Overview: Our approach prioritizes safety by limiting storage of sensitive data, e.g. never store actual database data. We fully encrypt database connections using multi-server setup and our stack is hosted on AWS and Google Cloud for maximum security and scalability.
We only store database schema (table and column names and data types) and credentials, which are fully encrypted using a multi-server setup. The actual database data is NEVER stored. Apart from securely storing encrypted connection credentials, we keep a record of the database schema (table and column names and data type), for instance:
users: id, name, imageUrl, createdAt, updatedAt, isBlocked
posts: id, title, body, imageUrl, userId, createdAt, updatedAt
...
These are utilized by our AI to generate SQL queries for optimized accuracy. Here's a quick summary:
| Location | Stores data schema | Connection credentials | Stores database content |
|---|---|---|---|
| Server | Yes | Fully encrypted using multiple servers | Never |
| LocalStorage | Yes | Fully encrypted using multiple servers | Never |
Added data sources can be deleted at any time.
Our software takes connection credentials, encrypts them via containerized AWS Lambda functionalities, and stores the encrypted credentials on a separate server – one which does not hold the encryption key, that is, the database. This ensures that even if there is a data breach, the stolen data will be useless for the hackers.
Data sources can be removed any time by visiting the data sources page and deleting any data sources you no longer require. Deleted data sources can't be reinstated. Within seven days, any deleted data source will be taken off our backups and no longer available on our servers.
For the best security upon connecting to your data source, we suggest utilizing a "read only" user.
Upon generating a SQL or NoSQL, you can click "Run query" to actually execute the query on your connected database. This action prompts the generation of the query and encrypted credentials being sent to a separate server (fully containerized Lambda endpoint), where the query is run and the results returned. Neither of these data points are stored; our database connection server simply acts as a proxy, transmitting results between your database and the web UI.
Your data, including encrypted database credentials and the database schema will never be shared. Also, we do not store or have access to any data from running queries on your database.
Our services are hosted using Vercel (primarily as CDN), AWS Lambda, and Railway.app (which runs on Google Cloud). They constantly being monitored for vulnerabilities and threats.

WHAT IS EXPECTED » List every column name that the database security text gives for the users table.

SOURCE INFORMATION »
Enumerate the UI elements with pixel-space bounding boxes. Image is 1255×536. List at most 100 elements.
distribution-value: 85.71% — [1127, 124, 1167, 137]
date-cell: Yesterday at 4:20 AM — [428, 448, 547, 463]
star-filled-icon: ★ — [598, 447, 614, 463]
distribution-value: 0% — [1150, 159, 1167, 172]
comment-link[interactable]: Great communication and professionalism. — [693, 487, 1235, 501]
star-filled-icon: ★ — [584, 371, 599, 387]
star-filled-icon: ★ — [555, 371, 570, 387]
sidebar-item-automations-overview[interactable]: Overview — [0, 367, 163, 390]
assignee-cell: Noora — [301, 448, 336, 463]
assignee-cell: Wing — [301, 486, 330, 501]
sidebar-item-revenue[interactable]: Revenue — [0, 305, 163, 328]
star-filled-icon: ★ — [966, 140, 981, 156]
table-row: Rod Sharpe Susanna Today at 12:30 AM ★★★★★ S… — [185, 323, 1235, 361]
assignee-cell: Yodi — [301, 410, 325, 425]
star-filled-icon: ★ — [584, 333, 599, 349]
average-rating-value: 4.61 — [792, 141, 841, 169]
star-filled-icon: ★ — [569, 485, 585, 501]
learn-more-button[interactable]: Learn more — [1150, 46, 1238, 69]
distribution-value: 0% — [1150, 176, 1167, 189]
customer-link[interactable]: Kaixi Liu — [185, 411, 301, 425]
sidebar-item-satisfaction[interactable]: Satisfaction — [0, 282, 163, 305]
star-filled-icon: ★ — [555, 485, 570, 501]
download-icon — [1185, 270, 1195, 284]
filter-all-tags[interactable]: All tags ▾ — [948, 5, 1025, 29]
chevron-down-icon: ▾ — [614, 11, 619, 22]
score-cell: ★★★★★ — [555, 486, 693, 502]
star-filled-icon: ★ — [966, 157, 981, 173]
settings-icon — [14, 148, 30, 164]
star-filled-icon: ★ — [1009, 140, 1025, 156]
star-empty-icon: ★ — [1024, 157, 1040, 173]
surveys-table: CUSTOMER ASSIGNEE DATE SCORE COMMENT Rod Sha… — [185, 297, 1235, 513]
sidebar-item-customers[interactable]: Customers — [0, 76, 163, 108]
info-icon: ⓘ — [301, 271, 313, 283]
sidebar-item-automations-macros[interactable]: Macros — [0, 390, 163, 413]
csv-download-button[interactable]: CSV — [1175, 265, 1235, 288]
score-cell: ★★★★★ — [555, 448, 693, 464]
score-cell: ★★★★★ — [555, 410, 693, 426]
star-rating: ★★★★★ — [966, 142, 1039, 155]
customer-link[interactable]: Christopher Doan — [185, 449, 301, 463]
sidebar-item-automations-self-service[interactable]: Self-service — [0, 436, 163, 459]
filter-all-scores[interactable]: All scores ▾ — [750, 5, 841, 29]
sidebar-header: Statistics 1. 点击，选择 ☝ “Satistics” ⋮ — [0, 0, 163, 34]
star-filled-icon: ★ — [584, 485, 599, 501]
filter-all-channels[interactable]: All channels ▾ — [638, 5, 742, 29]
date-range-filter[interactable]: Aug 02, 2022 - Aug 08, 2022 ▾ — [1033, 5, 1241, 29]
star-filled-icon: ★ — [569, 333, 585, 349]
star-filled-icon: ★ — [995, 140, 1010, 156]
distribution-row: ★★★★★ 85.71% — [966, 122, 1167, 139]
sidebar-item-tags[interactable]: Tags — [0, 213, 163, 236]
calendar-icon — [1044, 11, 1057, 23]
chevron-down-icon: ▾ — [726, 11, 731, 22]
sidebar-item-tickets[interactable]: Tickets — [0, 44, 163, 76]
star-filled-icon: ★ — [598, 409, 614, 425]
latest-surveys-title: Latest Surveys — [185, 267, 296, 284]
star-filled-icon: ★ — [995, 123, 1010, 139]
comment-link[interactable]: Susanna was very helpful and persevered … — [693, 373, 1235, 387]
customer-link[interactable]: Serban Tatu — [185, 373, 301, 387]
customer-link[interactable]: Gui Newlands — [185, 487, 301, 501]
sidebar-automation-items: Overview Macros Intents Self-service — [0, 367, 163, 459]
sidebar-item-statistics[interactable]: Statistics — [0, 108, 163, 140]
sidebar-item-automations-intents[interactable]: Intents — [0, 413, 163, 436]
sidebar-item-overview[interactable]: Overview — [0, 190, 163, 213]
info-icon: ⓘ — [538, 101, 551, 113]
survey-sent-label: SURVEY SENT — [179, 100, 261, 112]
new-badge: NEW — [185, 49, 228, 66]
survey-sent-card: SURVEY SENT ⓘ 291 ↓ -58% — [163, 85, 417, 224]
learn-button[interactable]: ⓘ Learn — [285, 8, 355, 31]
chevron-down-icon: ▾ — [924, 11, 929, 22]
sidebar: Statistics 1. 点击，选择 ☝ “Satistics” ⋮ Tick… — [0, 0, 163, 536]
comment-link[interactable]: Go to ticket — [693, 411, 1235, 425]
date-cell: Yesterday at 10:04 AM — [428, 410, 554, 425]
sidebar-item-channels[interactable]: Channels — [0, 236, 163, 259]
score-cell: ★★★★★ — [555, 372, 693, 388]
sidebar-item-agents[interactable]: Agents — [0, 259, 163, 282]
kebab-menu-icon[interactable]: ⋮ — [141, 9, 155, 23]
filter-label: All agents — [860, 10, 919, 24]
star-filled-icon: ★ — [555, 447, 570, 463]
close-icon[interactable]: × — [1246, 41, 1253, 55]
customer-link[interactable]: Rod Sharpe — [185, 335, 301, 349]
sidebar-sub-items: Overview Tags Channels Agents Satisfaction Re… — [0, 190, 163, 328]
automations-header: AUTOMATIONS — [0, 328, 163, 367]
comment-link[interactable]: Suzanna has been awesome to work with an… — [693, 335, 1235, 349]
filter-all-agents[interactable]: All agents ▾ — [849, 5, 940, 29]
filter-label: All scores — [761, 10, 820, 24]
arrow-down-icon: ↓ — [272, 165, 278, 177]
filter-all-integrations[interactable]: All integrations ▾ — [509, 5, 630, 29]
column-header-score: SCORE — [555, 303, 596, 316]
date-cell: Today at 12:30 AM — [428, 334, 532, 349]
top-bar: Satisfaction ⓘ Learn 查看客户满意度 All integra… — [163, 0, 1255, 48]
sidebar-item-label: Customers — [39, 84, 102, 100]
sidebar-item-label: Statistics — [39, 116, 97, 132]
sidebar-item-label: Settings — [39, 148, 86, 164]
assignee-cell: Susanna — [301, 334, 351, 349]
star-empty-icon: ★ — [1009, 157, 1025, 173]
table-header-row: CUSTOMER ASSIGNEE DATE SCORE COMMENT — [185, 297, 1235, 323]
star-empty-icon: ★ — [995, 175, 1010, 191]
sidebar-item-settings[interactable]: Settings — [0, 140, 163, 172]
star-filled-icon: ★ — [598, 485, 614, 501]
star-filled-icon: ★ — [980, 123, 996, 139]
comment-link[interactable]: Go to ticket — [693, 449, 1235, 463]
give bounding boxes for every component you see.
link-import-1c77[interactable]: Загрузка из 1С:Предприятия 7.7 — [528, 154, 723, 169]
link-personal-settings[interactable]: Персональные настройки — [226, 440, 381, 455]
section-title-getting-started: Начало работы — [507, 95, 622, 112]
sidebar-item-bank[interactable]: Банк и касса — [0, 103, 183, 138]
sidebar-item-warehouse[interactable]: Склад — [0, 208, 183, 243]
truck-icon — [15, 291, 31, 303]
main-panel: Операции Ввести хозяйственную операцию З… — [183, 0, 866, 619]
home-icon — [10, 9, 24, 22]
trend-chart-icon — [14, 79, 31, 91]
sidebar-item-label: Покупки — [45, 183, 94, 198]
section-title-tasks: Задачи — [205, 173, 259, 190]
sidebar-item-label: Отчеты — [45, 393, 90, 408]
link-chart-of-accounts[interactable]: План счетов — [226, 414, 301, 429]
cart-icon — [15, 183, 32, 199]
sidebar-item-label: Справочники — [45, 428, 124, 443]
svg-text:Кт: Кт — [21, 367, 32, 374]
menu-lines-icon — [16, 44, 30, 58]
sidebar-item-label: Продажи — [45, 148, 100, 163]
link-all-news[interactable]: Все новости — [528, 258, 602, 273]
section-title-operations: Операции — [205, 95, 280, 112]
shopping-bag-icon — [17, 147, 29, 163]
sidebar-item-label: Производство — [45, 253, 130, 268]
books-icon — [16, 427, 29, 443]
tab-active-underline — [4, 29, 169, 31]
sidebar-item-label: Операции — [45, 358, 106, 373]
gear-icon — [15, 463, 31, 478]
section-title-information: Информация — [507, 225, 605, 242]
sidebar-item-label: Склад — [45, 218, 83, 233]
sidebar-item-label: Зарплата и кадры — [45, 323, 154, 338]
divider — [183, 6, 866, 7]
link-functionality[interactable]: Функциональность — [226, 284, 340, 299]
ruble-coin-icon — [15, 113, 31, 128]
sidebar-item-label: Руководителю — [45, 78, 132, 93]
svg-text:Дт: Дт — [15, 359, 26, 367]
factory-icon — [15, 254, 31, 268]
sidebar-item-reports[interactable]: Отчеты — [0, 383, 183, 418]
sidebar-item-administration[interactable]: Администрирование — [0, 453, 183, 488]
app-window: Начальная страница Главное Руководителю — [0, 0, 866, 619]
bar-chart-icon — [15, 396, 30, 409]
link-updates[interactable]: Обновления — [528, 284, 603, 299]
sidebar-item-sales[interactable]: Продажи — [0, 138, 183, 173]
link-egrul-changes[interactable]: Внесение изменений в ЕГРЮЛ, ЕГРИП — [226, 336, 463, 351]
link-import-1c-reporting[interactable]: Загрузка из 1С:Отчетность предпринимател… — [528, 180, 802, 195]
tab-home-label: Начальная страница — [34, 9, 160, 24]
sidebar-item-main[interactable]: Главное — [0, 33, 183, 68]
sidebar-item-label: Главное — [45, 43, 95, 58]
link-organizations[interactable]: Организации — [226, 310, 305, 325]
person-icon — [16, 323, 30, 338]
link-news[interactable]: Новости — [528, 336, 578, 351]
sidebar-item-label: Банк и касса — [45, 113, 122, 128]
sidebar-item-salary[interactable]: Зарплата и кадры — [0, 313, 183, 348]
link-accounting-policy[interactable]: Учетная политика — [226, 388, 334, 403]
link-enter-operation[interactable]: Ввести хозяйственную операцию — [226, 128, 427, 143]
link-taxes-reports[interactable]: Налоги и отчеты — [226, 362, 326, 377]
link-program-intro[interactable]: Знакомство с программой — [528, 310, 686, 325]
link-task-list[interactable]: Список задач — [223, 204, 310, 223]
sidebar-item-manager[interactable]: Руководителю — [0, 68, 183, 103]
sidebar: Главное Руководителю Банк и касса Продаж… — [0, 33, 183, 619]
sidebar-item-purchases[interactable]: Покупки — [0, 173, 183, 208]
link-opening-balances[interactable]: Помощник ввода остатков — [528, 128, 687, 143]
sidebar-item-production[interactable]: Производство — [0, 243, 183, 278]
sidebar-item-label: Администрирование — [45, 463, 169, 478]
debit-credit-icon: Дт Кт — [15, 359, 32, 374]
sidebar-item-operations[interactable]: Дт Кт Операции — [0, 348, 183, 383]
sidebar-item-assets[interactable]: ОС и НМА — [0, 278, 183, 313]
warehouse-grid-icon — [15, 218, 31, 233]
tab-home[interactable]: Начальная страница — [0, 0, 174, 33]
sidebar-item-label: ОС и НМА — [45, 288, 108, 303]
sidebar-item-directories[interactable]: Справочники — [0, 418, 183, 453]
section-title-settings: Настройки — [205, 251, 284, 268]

RESPONSE TO THE EXERCISE » id, name, imageUrl, createdAt, updatedAt, isBlocked